YOUR GOAL.
Reproduce the material word for word; the images stay out.

--- BEGIN THE RECORDS ---

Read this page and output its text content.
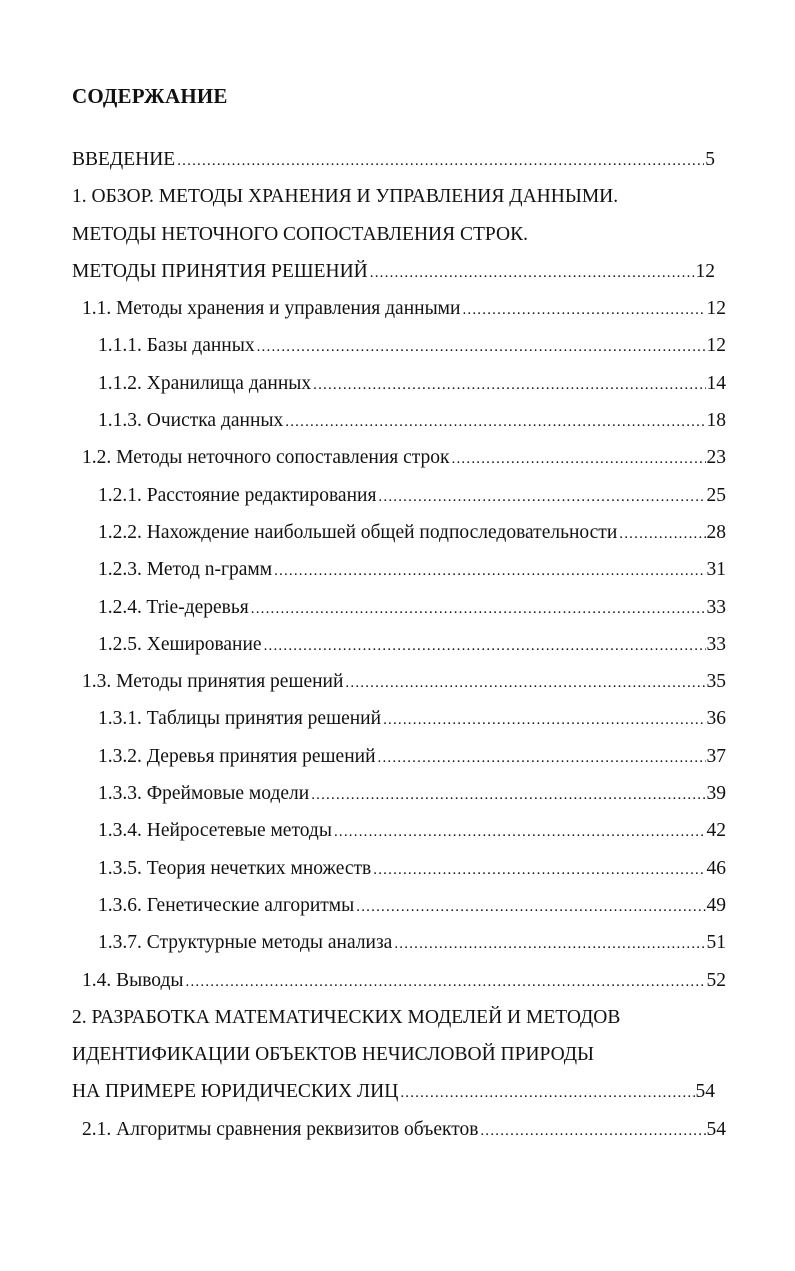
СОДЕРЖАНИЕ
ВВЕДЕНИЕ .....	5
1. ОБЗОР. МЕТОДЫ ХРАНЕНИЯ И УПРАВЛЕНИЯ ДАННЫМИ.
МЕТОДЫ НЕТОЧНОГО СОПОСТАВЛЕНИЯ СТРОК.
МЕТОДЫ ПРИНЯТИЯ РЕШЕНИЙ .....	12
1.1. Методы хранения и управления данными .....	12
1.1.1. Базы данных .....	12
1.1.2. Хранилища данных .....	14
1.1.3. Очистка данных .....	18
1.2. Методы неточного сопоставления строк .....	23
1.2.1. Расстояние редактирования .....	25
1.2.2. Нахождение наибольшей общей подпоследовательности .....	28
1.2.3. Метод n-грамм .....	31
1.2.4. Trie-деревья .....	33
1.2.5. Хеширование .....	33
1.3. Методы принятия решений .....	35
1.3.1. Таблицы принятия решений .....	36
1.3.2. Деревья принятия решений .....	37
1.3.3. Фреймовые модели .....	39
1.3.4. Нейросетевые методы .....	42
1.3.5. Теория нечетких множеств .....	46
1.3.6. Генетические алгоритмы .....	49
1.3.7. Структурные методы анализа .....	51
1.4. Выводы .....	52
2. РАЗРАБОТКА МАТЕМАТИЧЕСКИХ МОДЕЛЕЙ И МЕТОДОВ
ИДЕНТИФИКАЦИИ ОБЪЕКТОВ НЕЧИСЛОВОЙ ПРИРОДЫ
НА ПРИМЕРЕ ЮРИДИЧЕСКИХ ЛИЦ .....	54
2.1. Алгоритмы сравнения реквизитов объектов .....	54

--- END THE RECORDS ---

RESPONSE FOR THIS EXERCISE.
Read this page and output its text content.
СОДЕРЖАНИЕ
ВВЕДЕНИЕ .....	5
1. ОБЗОР. МЕТОДЫ ХРАНЕНИЯ И УПРАВЛЕНИЯ ДАННЫМИ.
МЕТОДЫ НЕТОЧНОГО СОПОСТАВЛЕНИЯ СТРОК.
МЕТОДЫ ПРИНЯТИЯ РЕШЕНИЙ .....	12
1.1. Методы хранения и управления данными .....	12
1.1.1. Базы данных .....	12
1.1.2. Хранилища данных .....	14
1.1.3. Очистка данных .....	18
1.2. Методы неточного сопоставления строк .....	23
1.2.1. Расстояние редактирования .....	25
1.2.2. Нахождение наибольшей общей подпоследовательности .....	28
1.2.3. Метод n-грамм .....	31
1.2.4. Trie-деревья .....	33
1.2.5. Хеширование .....	33
1.3. Методы принятия решений .....	35
1.3.1. Таблицы принятия решений .....	36
1.3.2. Деревья принятия решений .....	37
1.3.3. Фреймовые модели .....	39
1.3.4. Нейросетевые методы .....	42
1.3.5. Теория нечетких множеств .....	46
1.3.6. Генетические алгоритмы .....	49
1.3.7. Структурные методы анализа .....	51
1.4. Выводы .....	52
2. РАЗРАБОТКА МАТЕМАТИЧЕСКИХ МОДЕЛЕЙ И МЕТОДОВ
ИДЕНТИФИКАЦИИ ОБЪЕКТОВ НЕЧИСЛОВОЙ ПРИРОДЫ
НА ПРИМЕРЕ ЮРИДИЧЕСКИХ ЛИЦ .....	54
2.1. Алгоритмы сравнения реквизитов объектов .....	54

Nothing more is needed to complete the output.